Print the records below word for word, but leave out the pictures.
····················
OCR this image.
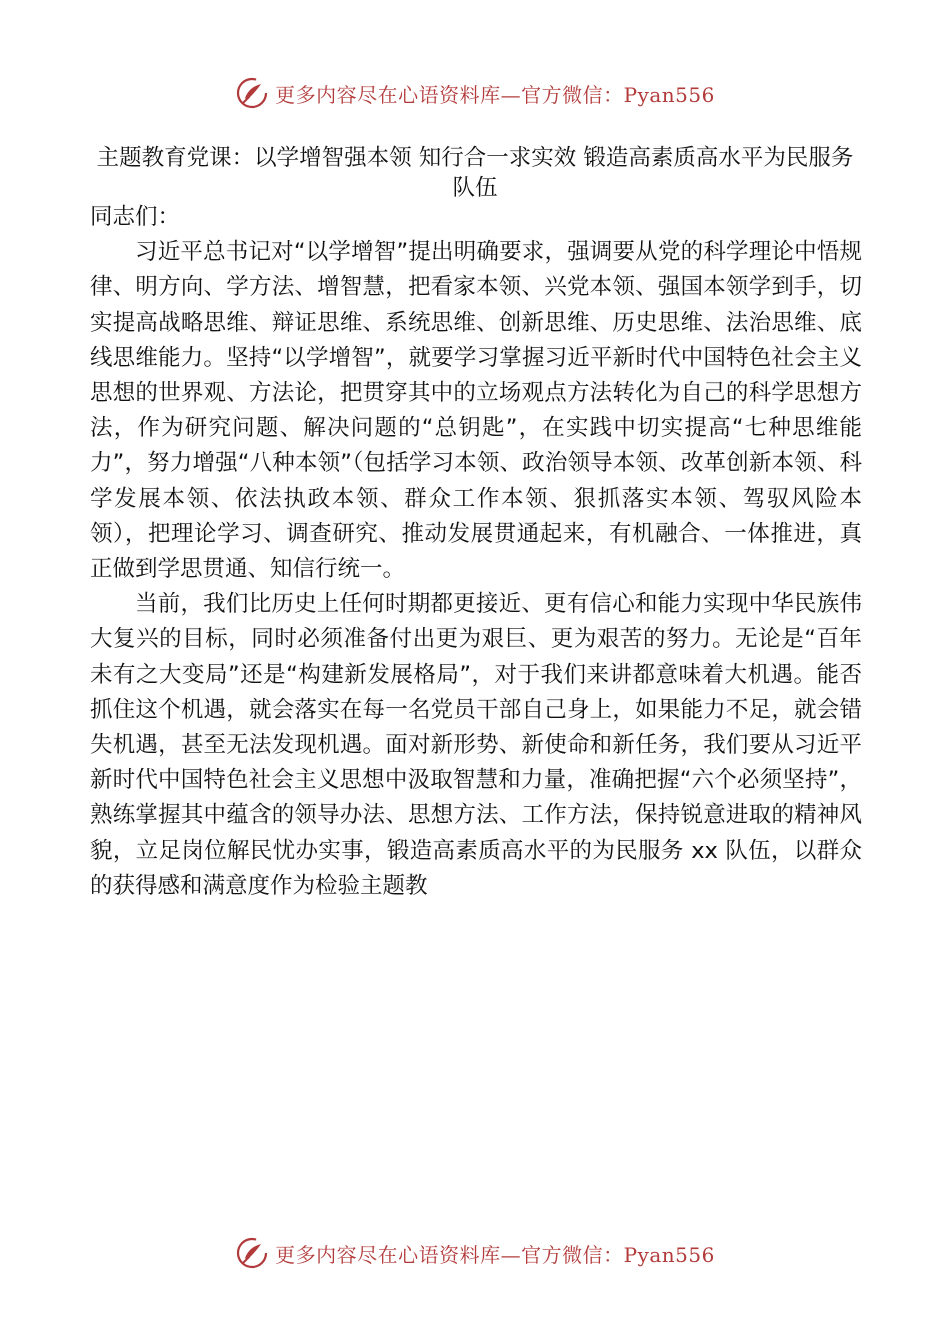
更多内容尽在心语资料库—官方微信：Pyan556
主题教育党课：以学增智强本领 知行合一求实效 锻造高素质高水平为民服务队伍

同志们：

习近平总书记对“以学增智”提出明确要求，强调要从党的科学理论中悟规律、明方向、学方法、增智慧，把看家本领、兴党本领、强国本领学到手，切实提高战略思维、辩证思维、系统思维、创新思维、历史思维、法治思维、底线思维能力。坚持“以学增智”，就要学习掌握习近平新时代中国特色社会主义思想的世界观、方法论，把贯穿其中的立场观点方法转化为自己的科学思想方法，作为研究问题、解决问题的“总钥匙”，在实践中切实提高“七种思维能力”，努力增强“八种本领”（包括学习本领、政治领导本领、改革创新本领、科学发展本领、依法执政本领、群众工作本领、狠抓落实本领、驾驭风险本领），把理论学习、调查研究、推动发展贯通起来，有机融合、一体推进，真正做到学思贯通、知信行统一。

当前，我们比历史上任何时期都更接近、更有信心和能力实现中华民族伟大复兴的目标，同时必须准备付出更为艰巨、更为艰苦的努力。无论是“百年未有之大变局”还是“构建新发展格局”，对于我们来讲都意味着大机遇。能否抓住这个机遇，就会落实在每一名党员干部自己身上，如果能力不足，就会错失机遇，甚至无法发现机遇。面对新形势、新使命和新任务，我们要从习近平新时代中国特色社会主义思想中汲取智慧和力量，准确把握“六个必须坚持”，熟练掌握其中蕴含的领导办法、思想方法、工作方法，保持锐意进取的精神风貌，立足岗位解民忧办实事，锻造高素质高水平的为民服务 xx 队伍，以群众的获得感和满意度作为检验主题教

更多内容尽在心语资料库—官方微信：Pyan556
····················
**EXERCISE SOLUTION**.
OCR this image.
更多内容尽在心语资料库—官方微信：Pyan556
主题教育党课：以学增智强本领 知行合一求实效 锻造高素质高水平为民服务队伍

同志们：

习近平总书记对“以学增智”提出明确要求，强调要从党的科学理论中悟规律、明方向、学方法、增智慧，把看家本领、兴党本领、强国本领学到手，切实提高战略思维、辩证思维、系统思维、创新思维、历史思维、法治思维、底线思维能力。坚持“以学增智”，就要学习掌握习近平新时代中国特色社会主义思想的世界观、方法论，把贯穿其中的立场观点方法转化为自己的科学思想方法，作为研究问题、解决问题的“总钥匙”，在实践中切实提高“七种思维能力”，努力增强“八种本领”（包括学习本领、政治领导本领、改革创新本领、科学发展本领、依法执政本领、群众工作本领、狠抓落实本领、驾驭风险本领），把理论学习、调查研究、推动发展贯通起来，有机融合、一体推进，真正做到学思贯通、知信行统一。

当前，我们比历史上任何时期都更接近、更有信心和能力实现中华民族伟大复兴的目标，同时必须准备付出更为艰巨、更为艰苦的努力。无论是“百年未有之大变局”还是“构建新发展格局”，对于我们来讲都意味着大机遇。能否抓住这个机遇，就会落实在每一名党员干部自己身上，如果能力不足，就会错失机遇，甚至无法发现机遇。面对新形势、新使命和新任务，我们要从习近平新时代中国特色社会主义思想中汲取智慧和力量，准确把握“六个必须坚持”，熟练掌握其中蕴含的领导办法、思想方法、工作方法，保持锐意进取的精神风貌，立足岗位解民忧办实事，锻造高素质高水平的为民服务 xx 队伍，以群众的获得感和满意度作为检验主题教

更多内容尽在心语资料库—官方微信：Pyan556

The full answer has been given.